======== Input material ========
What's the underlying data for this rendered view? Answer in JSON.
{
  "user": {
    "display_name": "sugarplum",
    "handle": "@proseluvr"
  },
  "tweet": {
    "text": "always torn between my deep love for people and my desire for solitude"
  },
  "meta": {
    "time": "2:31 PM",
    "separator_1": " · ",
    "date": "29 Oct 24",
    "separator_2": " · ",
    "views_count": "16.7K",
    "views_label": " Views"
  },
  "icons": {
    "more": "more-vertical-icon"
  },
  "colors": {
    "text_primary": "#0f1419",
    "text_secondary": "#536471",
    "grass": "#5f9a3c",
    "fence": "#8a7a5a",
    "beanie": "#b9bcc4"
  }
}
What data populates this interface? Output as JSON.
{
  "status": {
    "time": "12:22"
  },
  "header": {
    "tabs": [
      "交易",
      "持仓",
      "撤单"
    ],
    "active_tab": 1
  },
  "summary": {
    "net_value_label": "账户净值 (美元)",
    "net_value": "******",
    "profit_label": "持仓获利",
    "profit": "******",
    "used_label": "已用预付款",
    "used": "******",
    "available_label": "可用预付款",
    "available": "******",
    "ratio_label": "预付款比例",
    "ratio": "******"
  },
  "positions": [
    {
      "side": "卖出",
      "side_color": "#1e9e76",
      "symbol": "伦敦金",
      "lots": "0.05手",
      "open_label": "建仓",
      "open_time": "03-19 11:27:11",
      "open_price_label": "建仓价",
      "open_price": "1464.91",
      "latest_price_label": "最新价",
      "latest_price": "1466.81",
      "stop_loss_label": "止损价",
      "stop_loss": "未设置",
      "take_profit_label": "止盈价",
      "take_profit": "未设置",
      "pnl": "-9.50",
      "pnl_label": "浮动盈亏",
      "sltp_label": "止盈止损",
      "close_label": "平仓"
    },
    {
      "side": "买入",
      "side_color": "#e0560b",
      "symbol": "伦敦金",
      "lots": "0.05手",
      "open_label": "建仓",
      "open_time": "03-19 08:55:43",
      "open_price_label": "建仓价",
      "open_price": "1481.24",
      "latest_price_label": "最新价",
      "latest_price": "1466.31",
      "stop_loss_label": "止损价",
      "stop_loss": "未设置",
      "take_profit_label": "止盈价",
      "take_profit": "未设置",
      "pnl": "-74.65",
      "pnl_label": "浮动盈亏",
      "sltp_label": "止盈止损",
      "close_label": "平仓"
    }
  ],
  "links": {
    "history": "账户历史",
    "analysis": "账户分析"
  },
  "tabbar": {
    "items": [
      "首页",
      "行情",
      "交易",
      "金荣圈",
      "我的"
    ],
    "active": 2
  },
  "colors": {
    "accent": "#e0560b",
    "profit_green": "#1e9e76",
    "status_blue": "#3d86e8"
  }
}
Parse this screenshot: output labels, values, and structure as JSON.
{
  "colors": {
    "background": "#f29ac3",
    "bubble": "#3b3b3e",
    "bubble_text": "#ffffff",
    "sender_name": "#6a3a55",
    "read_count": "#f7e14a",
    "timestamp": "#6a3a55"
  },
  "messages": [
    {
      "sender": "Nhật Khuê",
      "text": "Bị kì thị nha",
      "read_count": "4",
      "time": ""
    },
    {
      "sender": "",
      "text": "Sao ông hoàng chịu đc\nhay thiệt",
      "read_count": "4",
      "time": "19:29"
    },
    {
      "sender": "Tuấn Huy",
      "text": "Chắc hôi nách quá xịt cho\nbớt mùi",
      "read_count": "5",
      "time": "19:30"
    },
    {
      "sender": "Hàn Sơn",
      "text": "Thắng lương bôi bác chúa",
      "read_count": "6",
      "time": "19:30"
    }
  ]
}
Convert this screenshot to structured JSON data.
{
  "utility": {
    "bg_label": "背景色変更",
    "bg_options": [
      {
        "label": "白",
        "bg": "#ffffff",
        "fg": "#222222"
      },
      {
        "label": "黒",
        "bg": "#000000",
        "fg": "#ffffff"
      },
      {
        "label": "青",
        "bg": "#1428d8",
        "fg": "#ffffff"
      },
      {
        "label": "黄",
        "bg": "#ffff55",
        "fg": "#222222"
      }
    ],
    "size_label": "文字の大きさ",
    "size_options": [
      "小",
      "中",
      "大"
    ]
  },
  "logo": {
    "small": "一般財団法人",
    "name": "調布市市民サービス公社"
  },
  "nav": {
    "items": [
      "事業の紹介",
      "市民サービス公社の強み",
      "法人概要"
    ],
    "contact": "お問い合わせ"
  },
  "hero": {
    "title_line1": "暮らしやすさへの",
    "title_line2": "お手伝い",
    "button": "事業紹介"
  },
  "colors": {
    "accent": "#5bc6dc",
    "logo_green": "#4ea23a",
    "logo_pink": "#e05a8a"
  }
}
========
Given request:
Copy each entry exactly, with nothing added or dropped.

Final result:
What's the underlying data for this rendered view? Answer in JSON.
{
  "user": {
    "display_name": "sugarplum",
    "handle": "@proseluvr"
  },
  "tweet": {
    "text": "always torn between my deep love for people and my desire for solitude"
  },
  "meta": {
    "time": "2:31 PM",
    "separator_1": " · ",
    "date": "29 Oct 24",
    "separator_2": " · ",
    "views_count": "16.7K",
    "views_label": " Views"
  },
  "icons": {
    "more": "more-vertical-icon"
  },
  "colors": {
    "text_primary": "#0f1419",
    "text_secondary": "#536471",
    "grass": "#5f9a3c",
    "fence": "#8a7a5a",
    "beanie": "#b9bcc4"
  }
}
What data populates this interface? Output as JSON.
{
  "status": {
    "time": "12:22"
  },
  "header": {
    "tabs": [
      "交易",
      "持仓",
      "撤单"
    ],
    "active_tab": 1
  },
  "summary": {
    "net_value_label": "账户净值 (美元)",
    "net_value": "******",
    "profit_label": "持仓获利",
    "profit": "******",
    "used_label": "已用预付款",
    "used": "******",
    "available_label": "可用预付款",
    "available": "******",
    "ratio_label": "预付款比例",
    "ratio": "******"
  },
  "positions": [
    {
      "side": "卖出",
      "side_color": "#1e9e76",
      "symbol": "伦敦金",
      "lots": "0.05手",
      "open_label": "建仓",
      "open_time": "03-19 11:27:11",
      "open_price_label": "建仓价",
      "open_price": "1464.91",
      "latest_price_label": "最新价",
      "latest_price": "1466.81",
      "stop_loss_label": "止损价",
      "stop_loss": "未设置",
      "take_profit_label": "止盈价",
      "take_profit": "未设置",
      "pnl": "-9.50",
      "pnl_label": "浮动盈亏",
      "sltp_label": "止盈止损",
      "close_label": "平仓"
    },
    {
      "side": "买入",
      "side_color": "#e0560b",
      "symbol": "伦敦金",
      "lots": "0.05手",
      "open_label": "建仓",
      "open_time": "03-19 08:55:43",
      "open_price_label": "建仓价",
      "open_price": "1481.24",
      "latest_price_label": "最新价",
      "latest_price": "1466.31",
      "stop_loss_label": "止损价",
      "stop_loss": "未设置",
      "take_profit_label": "止盈价",
      "take_profit": "未设置",
      "pnl": "-74.65",
      "pnl_label": "浮动盈亏",
      "sltp_label": "止盈止损",
      "close_label": "平仓"
    }
  ],
  "links": {
    "history": "账户历史",
    "analysis": "账户分析"
  },
  "tabbar": {
    "items": [
      "首页",
      "行情",
      "交易",
      "金荣圈",
      "我的"
    ],
    "active": 2
  },
  "colors": {
    "accent": "#e0560b",
    "profit_green": "#1e9e76",
    "status_blue": "#3d86e8"
  }
}
Parse this screenshot: output labels, values, and structure as JSON.
{
  "colors": {
    "background": "#f29ac3",
    "bubble": "#3b3b3e",
    "bubble_text": "#ffffff",
    "sender_name": "#6a3a55",
    "read_count": "#f7e14a",
    "timestamp": "#6a3a55"
  },
  "messages": [
    {
      "sender": "Nhật Khuê",
      "text": "Bị kì thị nha",
      "read_count": "4",
      "time": ""
    },
    {
      "sender": "",
      "text": "Sao ông hoàng chịu đc\nhay thiệt",
      "read_count": "4",
      "time": "19:29"
    },
    {
      "sender": "Tuấn Huy",
      "text": "Chắc hôi nách quá xịt cho\nbớt mùi",
      "read_count": "5",
      "time": "19:30"
    },
    {
      "sender": "Hàn Sơn",
      "text": "Thắng lương bôi bác chúa",
      "read_count": "6",
      "time": "19:30"
    }
  ]
}
Convert this screenshot to structured JSON data.
{
  "utility": {
    "bg_label": "背景色変更",
    "bg_options": [
      {
        "label": "白",
        "bg": "#ffffff",
        "fg": "#222222"
      },
      {
        "label": "黒",
        "bg": "#000000",
        "fg": "#ffffff"
      },
      {
        "label": "青",
        "bg": "#1428d8",
        "fg": "#ffffff"
      },
      {
        "label": "黄",
        "bg": "#ffff55",
        "fg": "#222222"
      }
    ],
    "size_label": "文字の大きさ",
    "size_options": [
      "小",
      "中",
      "大"
    ]
  },
  "logo": {
    "small": "一般財団法人",
    "name": "調布市市民サービス公社"
  },
  "nav": {
    "items": [
      "事業の紹介",
      "市民サービス公社の強み",
      "法人概要"
    ],
    "contact": "お問い合わせ"
  },
  "hero": {
    "title_line1": "暮らしやすさへの",
    "title_line2": "お手伝い",
    "button": "事業紹介"
  },
  "colors": {
    "accent": "#5bc6dc",
    "logo_green": "#4ea23a",
    "logo_pink": "#e05a8a"
  }
}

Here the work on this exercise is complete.